# [Stated problem]
Print, exactly as given, each line of the data from the line containing "What text is on this page?" up to and including its last line.

# [Information shown]
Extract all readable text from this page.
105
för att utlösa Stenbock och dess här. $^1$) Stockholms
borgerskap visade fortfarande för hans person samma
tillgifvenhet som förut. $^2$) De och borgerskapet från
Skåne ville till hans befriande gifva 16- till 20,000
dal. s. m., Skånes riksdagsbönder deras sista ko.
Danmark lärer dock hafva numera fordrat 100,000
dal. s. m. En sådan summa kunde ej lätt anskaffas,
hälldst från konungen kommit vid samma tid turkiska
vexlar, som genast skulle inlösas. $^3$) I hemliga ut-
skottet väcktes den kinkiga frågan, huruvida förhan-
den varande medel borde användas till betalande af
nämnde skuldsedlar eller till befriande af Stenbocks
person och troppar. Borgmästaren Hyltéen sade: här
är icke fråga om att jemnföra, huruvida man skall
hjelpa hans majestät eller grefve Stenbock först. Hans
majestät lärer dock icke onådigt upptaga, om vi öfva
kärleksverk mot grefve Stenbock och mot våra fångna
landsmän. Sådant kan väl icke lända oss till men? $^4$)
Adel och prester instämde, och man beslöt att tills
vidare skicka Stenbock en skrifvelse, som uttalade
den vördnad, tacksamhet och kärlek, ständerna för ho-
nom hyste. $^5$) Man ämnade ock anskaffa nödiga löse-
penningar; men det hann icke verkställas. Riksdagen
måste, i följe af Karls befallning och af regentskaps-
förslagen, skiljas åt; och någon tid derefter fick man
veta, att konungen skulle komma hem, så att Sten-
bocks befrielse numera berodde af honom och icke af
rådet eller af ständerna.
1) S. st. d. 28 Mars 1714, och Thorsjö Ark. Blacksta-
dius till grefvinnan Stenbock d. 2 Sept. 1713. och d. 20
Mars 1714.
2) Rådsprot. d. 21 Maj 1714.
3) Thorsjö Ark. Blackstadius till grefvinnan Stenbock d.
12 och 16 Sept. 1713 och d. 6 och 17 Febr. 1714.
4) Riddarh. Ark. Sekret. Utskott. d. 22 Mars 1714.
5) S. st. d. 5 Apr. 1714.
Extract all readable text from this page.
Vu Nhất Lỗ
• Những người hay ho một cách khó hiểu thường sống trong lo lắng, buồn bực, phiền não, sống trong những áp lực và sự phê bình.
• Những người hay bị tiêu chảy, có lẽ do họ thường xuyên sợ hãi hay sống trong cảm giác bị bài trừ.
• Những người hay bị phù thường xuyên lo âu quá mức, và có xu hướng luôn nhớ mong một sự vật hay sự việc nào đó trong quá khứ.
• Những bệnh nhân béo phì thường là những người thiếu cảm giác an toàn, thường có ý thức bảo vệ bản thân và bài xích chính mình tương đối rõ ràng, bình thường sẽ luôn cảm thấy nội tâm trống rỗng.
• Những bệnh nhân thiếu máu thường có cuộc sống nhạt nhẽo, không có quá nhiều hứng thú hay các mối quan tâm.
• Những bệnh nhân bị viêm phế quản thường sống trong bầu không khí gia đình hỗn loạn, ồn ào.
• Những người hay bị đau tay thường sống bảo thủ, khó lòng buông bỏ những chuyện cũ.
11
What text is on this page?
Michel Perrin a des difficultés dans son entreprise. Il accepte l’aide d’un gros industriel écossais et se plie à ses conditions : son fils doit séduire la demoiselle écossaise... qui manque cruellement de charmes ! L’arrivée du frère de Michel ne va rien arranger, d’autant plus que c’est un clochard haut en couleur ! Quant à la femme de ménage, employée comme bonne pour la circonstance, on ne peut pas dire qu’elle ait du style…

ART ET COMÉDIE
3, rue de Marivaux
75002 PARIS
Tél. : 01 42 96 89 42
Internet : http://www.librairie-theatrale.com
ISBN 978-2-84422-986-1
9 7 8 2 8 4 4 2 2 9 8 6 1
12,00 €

# [In response]
What text is on this page?
Michel Perrin a des difficultés dans son entreprise. Il accepte l’aide d’un gros industriel écossais et se plie à ses conditions : son fils doit séduire la demoiselle écossaise... qui manque cruellement de charmes ! L’arrivée du frère de Michel ne va rien arranger, d’autant plus que c’est un clochard haut en couleur ! Quant à la femme de ménage, employée comme bonne pour la circonstance, on ne peut pas dire qu’elle ait du style…

ART ET COMÉDIE
3, rue de Marivaux
75002 PARIS
Tél. : 01 42 96 89 42
Internet : http://www.librairie-theatrale.com
ISBN 978-2-84422-986-1
9 7 8 2 8 4 4 2 2 9 8 6 1
12,00 €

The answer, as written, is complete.